> Exercise brief: Determine which lines contain the word "ziga", then copy those lines.

********

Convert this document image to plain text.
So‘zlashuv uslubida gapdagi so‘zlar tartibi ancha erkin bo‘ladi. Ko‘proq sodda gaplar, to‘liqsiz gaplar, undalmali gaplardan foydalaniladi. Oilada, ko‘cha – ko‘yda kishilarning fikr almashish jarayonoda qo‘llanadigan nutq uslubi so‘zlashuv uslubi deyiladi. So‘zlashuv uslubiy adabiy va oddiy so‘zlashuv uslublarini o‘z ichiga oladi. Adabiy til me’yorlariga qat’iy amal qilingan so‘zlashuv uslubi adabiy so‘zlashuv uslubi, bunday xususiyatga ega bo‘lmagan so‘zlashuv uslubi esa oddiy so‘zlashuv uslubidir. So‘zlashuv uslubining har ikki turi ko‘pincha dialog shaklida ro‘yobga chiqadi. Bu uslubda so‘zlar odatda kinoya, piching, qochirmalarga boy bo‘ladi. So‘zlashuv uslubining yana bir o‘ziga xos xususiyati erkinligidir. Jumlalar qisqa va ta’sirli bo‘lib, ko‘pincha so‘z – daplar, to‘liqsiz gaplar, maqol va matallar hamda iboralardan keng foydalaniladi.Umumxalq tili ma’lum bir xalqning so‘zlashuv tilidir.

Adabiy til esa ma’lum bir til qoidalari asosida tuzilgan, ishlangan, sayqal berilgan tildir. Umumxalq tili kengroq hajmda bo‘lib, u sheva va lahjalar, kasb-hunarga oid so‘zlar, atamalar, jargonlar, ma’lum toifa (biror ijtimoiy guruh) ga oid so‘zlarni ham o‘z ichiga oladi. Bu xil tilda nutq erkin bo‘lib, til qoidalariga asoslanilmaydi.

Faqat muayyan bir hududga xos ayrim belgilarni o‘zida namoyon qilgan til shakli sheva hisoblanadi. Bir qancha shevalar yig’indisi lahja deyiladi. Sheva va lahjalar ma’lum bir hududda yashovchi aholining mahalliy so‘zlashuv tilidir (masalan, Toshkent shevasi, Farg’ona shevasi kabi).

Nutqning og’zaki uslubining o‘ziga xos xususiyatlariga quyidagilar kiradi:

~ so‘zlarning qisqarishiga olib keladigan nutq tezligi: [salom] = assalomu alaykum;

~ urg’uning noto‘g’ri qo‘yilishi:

********

> Correct output:
So‘zlashuv uslubida gapdagi so‘zlar tartibi ancha erkin bo‘ladi. Ko‘proq sodda gaplar, to‘liqsiz gaplar, undalmali gaplardan foydalaniladi. Oilada, ko‘cha – ko‘yda kishilarning fikr almashish jarayonoda qo‘llanadigan nutq uslubi so‘zlashuv uslubi deyiladi. So‘zlashuv uslubiy adabiy va oddiy so‘zlashuv uslublarini o‘z ichiga oladi. Adabiy til me’yorlariga qat’iy amal qilingan so‘zlashuv uslubi adabiy so‘zlashuv uslubi, bunday xususiyatga ega bo‘lmagan so‘zlashuv uslubi esa oddiy so‘zlashuv uslubidir. So‘zlashuv uslubining har ikki turi ko‘pincha dialog shaklida ro‘yobga chiqadi. Bu uslubda so‘zlar odatda kinoya, piching, qochirmalarga boy bo‘ladi. So‘zlashuv uslubining yana bir o‘ziga xos xususiyati erkinligidir. Jumlalar qisqa va ta’sirli bo‘lib, ko‘pincha so‘z – daplar, to‘liqsiz gaplar, maqol va matallar hamda iboralardan keng foydalaniladi.Umumxalq tili ma’lum bir xalqning so‘zlashuv tilidir.
Nutqning og’zaki uslubining o‘ziga xos xususiyatlariga quyidagilar kiradi:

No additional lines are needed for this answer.